====== Source records
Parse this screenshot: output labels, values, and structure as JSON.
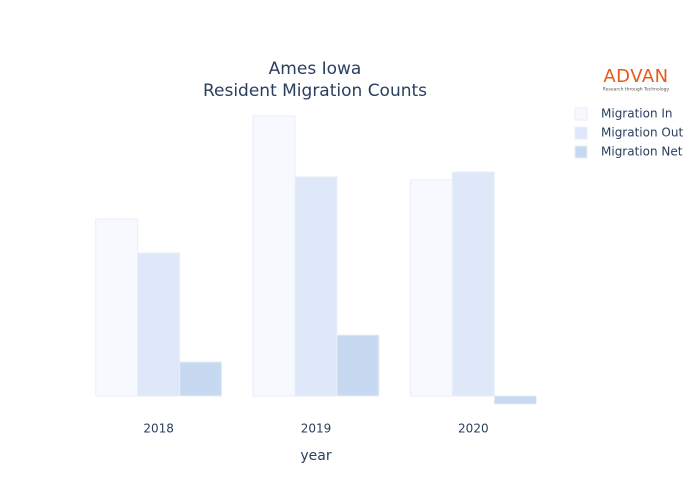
{
  "chart_data": {
    "type": "bar",
    "title": [
      "Ames Iowa",
      "Resident Migration Counts"
    ],
    "x_label": "year",
    "categories": [
      "2018",
      "2019",
      "2020"
    ],
    "series": [
      {
        "name": "Migration In",
        "color": "#f7f9fe",
        "values": [
          177,
          280,
          216
        ]
      },
      {
        "name": "Migration Out",
        "color": "#dfe8f8",
        "values": [
          143,
          219,
          224
        ]
      },
      {
        "name": "Migration Net",
        "color": "#c6d9f0",
        "values": [
          34,
          61,
          -8
        ]
      }
    ],
    "ylim": [
      -15,
      295
    ],
    "grid": false,
    "legend": "right"
  },
  "logo": {
    "name": "ADVAN",
    "tagline": "Research through Technology"
  }
}
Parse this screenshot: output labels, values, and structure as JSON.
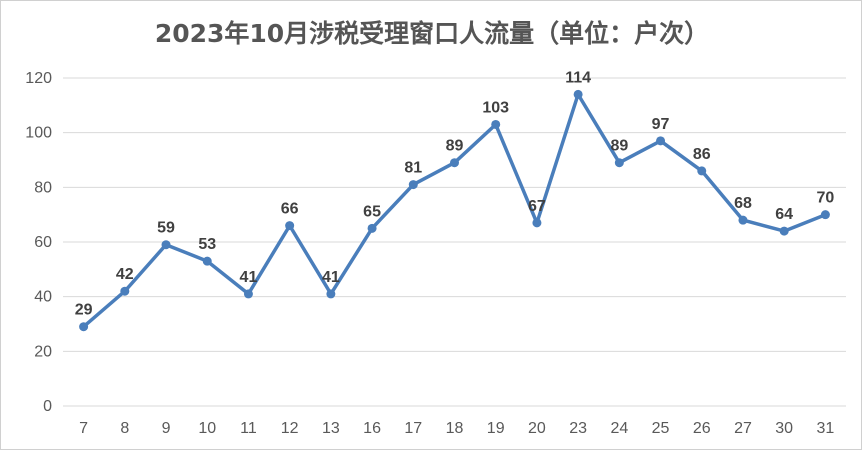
============
**Required work**
Reproduce the records, all of them, word for word; omit the pictures.

**Problem solution**
Parse this screenshot: output labels, values, and structure as JSON.
{
  "chart_data": {
    "type": "bar",
    "title": [
      "Ames Iowa",
      "Resident Migration Counts"
    ],
    "x_label": "year",
    "categories": [
      "2018",
      "2019",
      "2020"
    ],
    "series": [
      {
        "name": "Migration In",
        "color": "#f7f9fe",
        "values": [
          177,
          280,
          216
        ]
      },
      {
        "name": "Migration Out",
        "color": "#dfe8f8",
        "values": [
          143,
          219,
          224
        ]
      },
      {
        "name": "Migration Net",
        "color": "#c6d9f0",
        "values": [
          34,
          61,
          -8
        ]
      }
    ],
    "ylim": [
      -15,
      295
    ],
    "grid": false,
    "legend": "right"
  },
  "logo": {
    "name": "ADVAN",
    "tagline": "Research through Technology"
  }
}
Parse this screenshot: output labels, values, and structure as JSON.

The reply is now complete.